_TAREFAS_:
1 > No texto sobre as ordenações do Papa Francisco, quantos dos onze novos sacerdotes da Diocese de Roma são italianos?
2 > Retome o texto sobre as ordenações do Papa Francisco e dê continuidade a ele a partir da última frase.

24 Abril 2018
Neste fim de semana o Papa Francisco vai ordenar onze novos sacerdotes para a Diocese de Roma. Em uma missa na Basílica de São Pedro em celebração ao Quarto Domingo de Páscoa, também conhecido como "Domingo do Bom Pastor", o Papa também vai ordenar cinco outros homens para duas ordens religiosas diferentes.
Mas apenas cinco dos 11 sacerdotes de Roma são italianos, com formação no principal seminário da diocese. Os outros seis que serão incardinados na diocese do Papa não são. Fazem parte do Caminho neocatecumenal.
A reportagem é de Robert Mickens, publicada por La Croix International, 20-04-2018. A tradução é de Luísa Flores Somavilla.
Eles fizeram a preparação para o Ministério no seminário Redemptoris Mater do movimento e devem ir para fora do país para atuar em uma de suas várias paróquias ou apostolados missionários.
A missa de ordenação ocorreu durante o 55º Dia Mundial de Oração pelas Vocações. Em uma mensagem previamente divulgada pela ocasião, Francisco disse:
"E cada um de nós é chamado – à vida laical no matrimônio, à vida sacerdotal no ministério ordenado, ou à vida de especial consagração – para se tornar testemunha do Senhor, aqui e agora”.

_DADOS_:
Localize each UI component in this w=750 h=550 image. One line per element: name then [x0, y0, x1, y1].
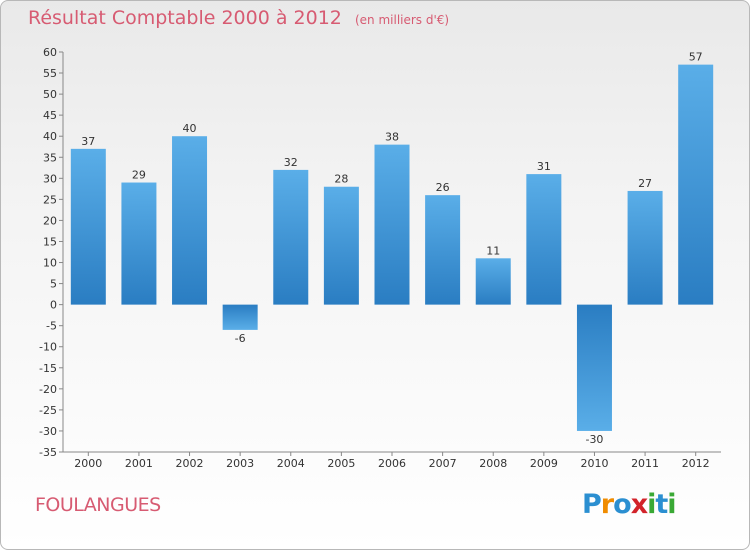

_RESPOSTAS ESPERADAS_:
1 > Cinco dos onze sacerdotes são italianos.

2 >
"Na diversidade e especificidade de cada vocação, pessoal e eclesial, trata-se de escutar, discernir e viver esta Palavra (de Deus) que nos chama do Alto e, ao mesmo tempo que nos permite desenvolver os nossos talentos, faz de nós também instrumentos de salvação no mundo e nos guia à felicidade plena”, declarou.
Resumindo, o Papa concentrou todos os vários tipos de chamados cristãos. Mas não disse nada sobre o que quase todo mundo reconhece hoje como uma "crise vocacional" muito palpável na Igreja – principalmente no que tange ao sacerdócio.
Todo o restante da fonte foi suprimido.